Work to be completed: Copy out the data below, changing every "blue-atom" to "teal-atom" and leaving everything else as it is. Leave the pictures out.

Extracted material:
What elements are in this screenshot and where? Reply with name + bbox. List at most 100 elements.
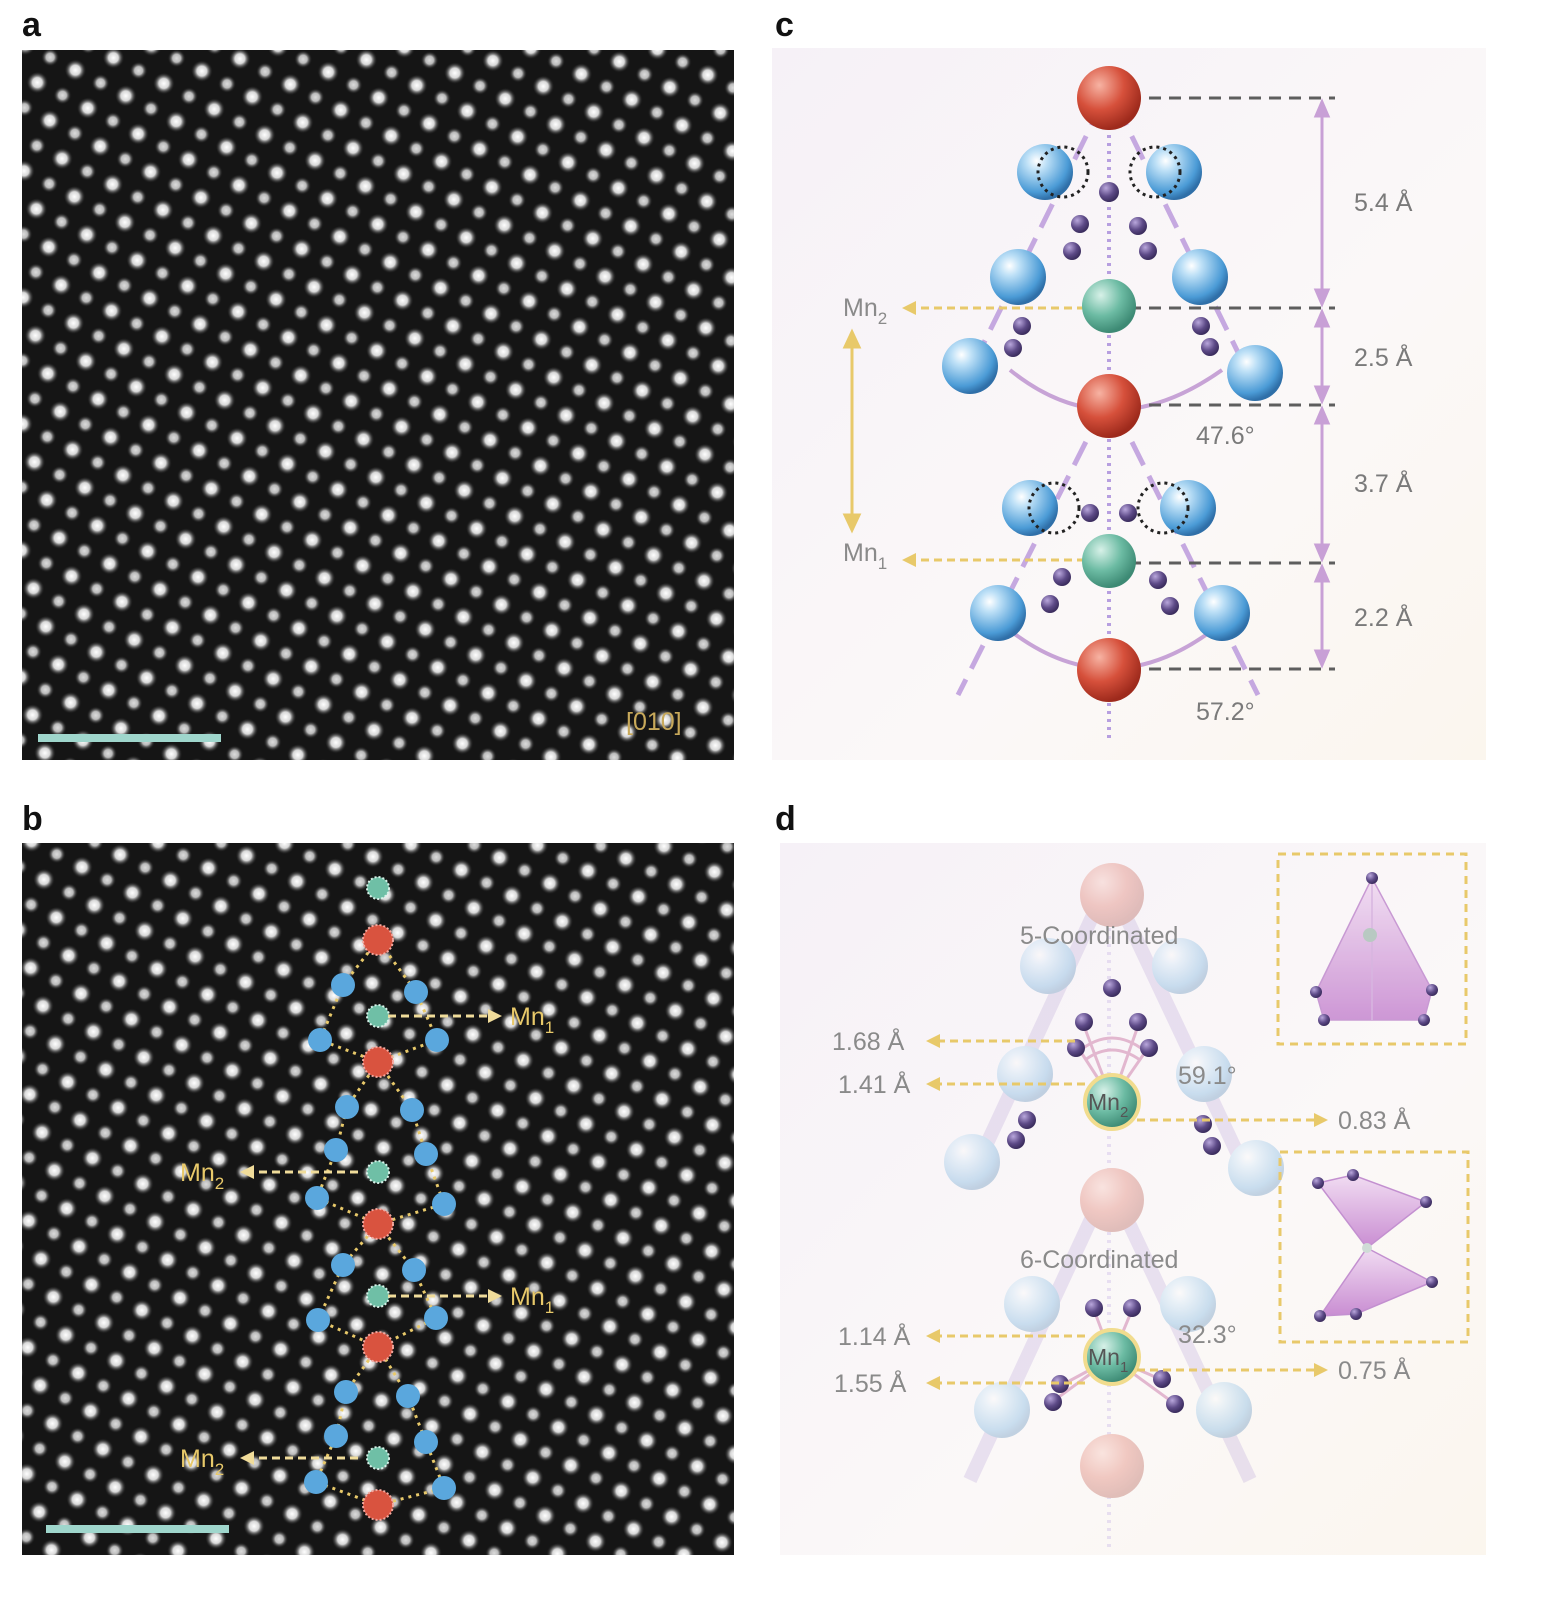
blue-atom <box>1194 585 1250 641</box>
bond6-label-2: 1.55 Å <box>834 1368 907 1398</box>
blue-atom <box>324 1424 348 1448</box>
o-atom <box>1077 66 1141 130</box>
panel-c: c <box>772 6 1486 760</box>
distance-label-2: 2.5 Å <box>1354 342 1413 372</box>
purple-atom <box>1139 242 1157 260</box>
blue-atom <box>1172 249 1228 305</box>
c-distance-arrows <box>1313 98 1331 669</box>
mn2-label-d: Mn2 <box>1088 1089 1128 1121</box>
purple-atom <box>1099 182 1119 202</box>
o-atom <box>362 1489 394 1521</box>
faded-structure <box>944 863 1284 1550</box>
blue-atom <box>396 1384 420 1408</box>
vacancy-marker <box>1136 481 1190 535</box>
o-atom <box>362 924 394 956</box>
purple-atom <box>1129 217 1147 235</box>
blue-atom <box>432 1476 456 1500</box>
purple-atom <box>1071 215 1089 233</box>
bond5-label-2: 1.41 Å <box>838 1069 911 1099</box>
angle-label-upper: 47.6° <box>1196 422 1255 450</box>
purple-atom <box>1041 595 1059 613</box>
blue-atom <box>1146 144 1202 200</box>
blue-atom <box>402 1258 426 1282</box>
coord5-label: 5-Coordinated <box>1020 922 1178 950</box>
blue-atom <box>331 1253 355 1277</box>
angle-label-lower: 57.2° <box>1196 698 1255 726</box>
shift6-label: 0.75 Å <box>1338 1355 1411 1385</box>
arrowheads-b <box>240 1009 502 1465</box>
mn2-label-c: Mn2 <box>843 294 887 328</box>
blue-atom <box>335 1095 359 1119</box>
purple-atom <box>1161 597 1179 615</box>
c-diagonals <box>955 100 1261 697</box>
panel-a-letter: a <box>22 6 42 44</box>
blue-atom <box>400 1098 424 1122</box>
vacancy-marker <box>1128 145 1182 199</box>
mn-atom <box>366 876 390 900</box>
blue-atom <box>334 1380 358 1404</box>
vacancy-marker <box>1027 481 1081 535</box>
blue-atom <box>942 338 998 394</box>
coord6-label: 6-Coordinated <box>1020 1246 1178 1274</box>
blue-atom <box>424 1306 448 1330</box>
o-atom <box>1077 374 1141 438</box>
distance-label-3: 3.7 Å <box>1354 468 1413 498</box>
purple-atom <box>1201 338 1219 356</box>
purple-atom <box>1013 317 1031 335</box>
blue-atom <box>305 1186 329 1210</box>
blue-atom <box>414 1142 438 1166</box>
blue-atom <box>404 980 428 1004</box>
mn1-label-b-bottom: Mn1 <box>510 1283 554 1317</box>
distance-label-4: 2.2 Å <box>1354 602 1413 632</box>
mn1-label-b-top: Mn1 <box>510 1003 554 1037</box>
blue-atom <box>432 1192 456 1216</box>
d-arrowheads <box>926 1034 1328 1390</box>
purple-atom <box>1192 317 1210 335</box>
purple-atom <box>1149 571 1167 589</box>
mn1-polyhedron: Mn1 <box>1044 1299 1184 1413</box>
angle5-label: 59.1° <box>1178 1062 1237 1090</box>
distance-label-1: 5.4 Å <box>1354 187 1413 217</box>
mn-separation-arrow <box>842 328 862 534</box>
o-atom <box>362 1046 394 1078</box>
bond5-label-1: 1.68 Å <box>832 1026 905 1056</box>
blue-atom <box>414 1430 438 1454</box>
panel-c-letter: c <box>775 6 794 44</box>
bond6-label-1: 1.14 Å <box>838 1321 911 1351</box>
mn1-label-d: Mn1 <box>1088 1344 1128 1376</box>
mn-atom <box>366 1446 390 1470</box>
mn1-label-c: Mn1 <box>843 539 887 573</box>
blue-atom <box>308 1028 332 1052</box>
mn-atom <box>366 1004 390 1028</box>
stem-image-b <box>22 843 734 1555</box>
blue-atom <box>425 1028 449 1052</box>
blue-atom <box>1017 144 1073 200</box>
mn2-label-b-top: Mn2 <box>180 1159 224 1193</box>
panel-d-letter: d <box>775 800 796 838</box>
purple-atom <box>1119 504 1137 522</box>
d-leaders <box>938 1039 1316 1385</box>
c-reference-lines <box>1109 96 1335 671</box>
inset-pyramid <box>1276 852 1468 1046</box>
mn2-polyhedron: Mn2 <box>1007 979 1221 1155</box>
vacancy-marker <box>1036 145 1090 199</box>
scale-bar-b <box>46 1525 229 1533</box>
blue-atom <box>1227 345 1283 401</box>
mn-arrows-b <box>252 1014 490 1460</box>
mn-leaders-c <box>913 306 1085 562</box>
purple-atom <box>1081 504 1099 522</box>
panel-b: b <box>22 800 734 1555</box>
angle6-label: 32.3° <box>1178 1321 1237 1349</box>
mn2-label-b-bottom: Mn2 <box>180 1445 224 1479</box>
o-atom <box>362 1331 394 1363</box>
shift5-label: 0.83 Å <box>1338 1105 1411 1135</box>
o-atom <box>362 1208 394 1240</box>
inset-bipyramid <box>1278 1150 1470 1344</box>
o-atom <box>1077 638 1141 702</box>
panel-b-letter: b <box>22 800 43 838</box>
blue-atom <box>324 1138 348 1162</box>
purple-atom <box>1063 242 1081 260</box>
panel-a: a [010] <box>22 6 734 760</box>
blue-atom <box>970 585 1026 641</box>
zone-axis-label: [010] <box>626 708 682 736</box>
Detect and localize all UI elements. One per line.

Result of the exercise:
What elements are in this screenshot and where? Reply with name + bbox. List at most 100 elements.
teal-atom <box>1194 585 1250 641</box>
bond6-label-2: 1.55 Å <box>834 1368 907 1398</box>
teal-atom <box>324 1424 348 1448</box>
o-atom <box>1077 66 1141 130</box>
panel-c: c <box>772 6 1486 760</box>
distance-label-2: 2.5 Å <box>1354 342 1413 372</box>
purple-atom <box>1139 242 1157 260</box>
teal-atom <box>1172 249 1228 305</box>
c-distance-arrows <box>1313 98 1331 669</box>
mn2-label-d: Mn2 <box>1088 1089 1128 1121</box>
purple-atom <box>1099 182 1119 202</box>
o-atom <box>362 1489 394 1521</box>
faded-structure <box>944 863 1284 1550</box>
teal-atom <box>396 1384 420 1408</box>
vacancy-marker <box>1136 481 1190 535</box>
o-atom <box>362 924 394 956</box>
purple-atom <box>1129 217 1147 235</box>
teal-atom <box>432 1476 456 1500</box>
purple-atom <box>1071 215 1089 233</box>
bond5-label-2: 1.41 Å <box>838 1069 911 1099</box>
angle-label-upper: 47.6° <box>1196 422 1255 450</box>
purple-atom <box>1041 595 1059 613</box>
teal-atom <box>1146 144 1202 200</box>
teal-atom <box>402 1258 426 1282</box>
coord5-label: 5-Coordinated <box>1020 922 1178 950</box>
teal-atom <box>331 1253 355 1277</box>
angle-label-lower: 57.2° <box>1196 698 1255 726</box>
shift6-label: 0.75 Å <box>1338 1355 1411 1385</box>
arrowheads-b <box>240 1009 502 1465</box>
mn2-label-c: Mn2 <box>843 294 887 328</box>
teal-atom <box>335 1095 359 1119</box>
purple-atom <box>1161 597 1179 615</box>
c-diagonals <box>955 100 1261 697</box>
panel-a-letter: a <box>22 6 42 44</box>
teal-atom <box>400 1098 424 1122</box>
vacancy-marker <box>1128 145 1182 199</box>
mn-atom <box>366 876 390 900</box>
teal-atom <box>334 1380 358 1404</box>
vacancy-marker <box>1027 481 1081 535</box>
teal-atom <box>942 338 998 394</box>
coord6-label: 6-Coordinated <box>1020 1246 1178 1274</box>
teal-atom <box>424 1306 448 1330</box>
o-atom <box>1077 374 1141 438</box>
distance-label-3: 3.7 Å <box>1354 468 1413 498</box>
purple-atom <box>1201 338 1219 356</box>
purple-atom <box>1013 317 1031 335</box>
teal-atom <box>305 1186 329 1210</box>
teal-atom <box>414 1142 438 1166</box>
teal-atom <box>404 980 428 1004</box>
mn1-label-b-bottom: Mn1 <box>510 1283 554 1317</box>
distance-label-4: 2.2 Å <box>1354 602 1413 632</box>
mn1-label-b-top: Mn1 <box>510 1003 554 1037</box>
teal-atom <box>432 1192 456 1216</box>
d-arrowheads <box>926 1034 1328 1390</box>
purple-atom <box>1192 317 1210 335</box>
purple-atom <box>1149 571 1167 589</box>
mn1-polyhedron: Mn1 <box>1044 1299 1184 1413</box>
angle5-label: 59.1° <box>1178 1062 1237 1090</box>
distance-label-1: 5.4 Å <box>1354 187 1413 217</box>
mn-separation-arrow <box>842 328 862 534</box>
o-atom <box>362 1046 394 1078</box>
bond5-label-1: 1.68 Å <box>832 1026 905 1056</box>
teal-atom <box>414 1430 438 1454</box>
panel-c-letter: c <box>775 6 794 44</box>
bond6-label-1: 1.14 Å <box>838 1321 911 1351</box>
mn1-label-d: Mn1 <box>1088 1344 1128 1376</box>
mn-atom <box>366 1446 390 1470</box>
mn1-label-c: Mn1 <box>843 539 887 573</box>
teal-atom <box>308 1028 332 1052</box>
mn-atom <box>366 1004 390 1028</box>
stem-image-b <box>22 843 734 1555</box>
teal-atom <box>425 1028 449 1052</box>
teal-atom <box>1017 144 1073 200</box>
mn2-label-b-top: Mn2 <box>180 1159 224 1193</box>
panel-d-letter: d <box>775 800 796 838</box>
purple-atom <box>1119 504 1137 522</box>
d-leaders <box>938 1039 1316 1385</box>
c-reference-lines <box>1109 96 1335 671</box>
inset-pyramid <box>1276 852 1468 1046</box>
mn2-polyhedron: Mn2 <box>1007 979 1221 1155</box>
vacancy-marker <box>1036 145 1090 199</box>
scale-bar-b <box>46 1525 229 1533</box>
teal-atom <box>1227 345 1283 401</box>
mn-arrows-b <box>252 1014 490 1460</box>
mn-leaders-c <box>913 306 1085 562</box>
purple-atom <box>1081 504 1099 522</box>
panel-b: b <box>22 800 734 1555</box>
angle6-label: 32.3° <box>1178 1321 1237 1349</box>
mn2-label-b-bottom: Mn2 <box>180 1445 224 1479</box>
o-atom <box>362 1331 394 1363</box>
shift5-label: 0.83 Å <box>1338 1105 1411 1135</box>
o-atom <box>362 1208 394 1240</box>
inset-bipyramid <box>1278 1150 1470 1344</box>
o-atom <box>1077 638 1141 702</box>
panel-b-letter: b <box>22 800 43 838</box>
teal-atom <box>324 1138 348 1162</box>
purple-atom <box>1063 242 1081 260</box>
panel-a: a [010] <box>22 6 734 760</box>
teal-atom <box>970 585 1026 641</box>
zone-axis-label: [010] <box>626 708 682 736</box>
Detect and localize all UI elements. One per line.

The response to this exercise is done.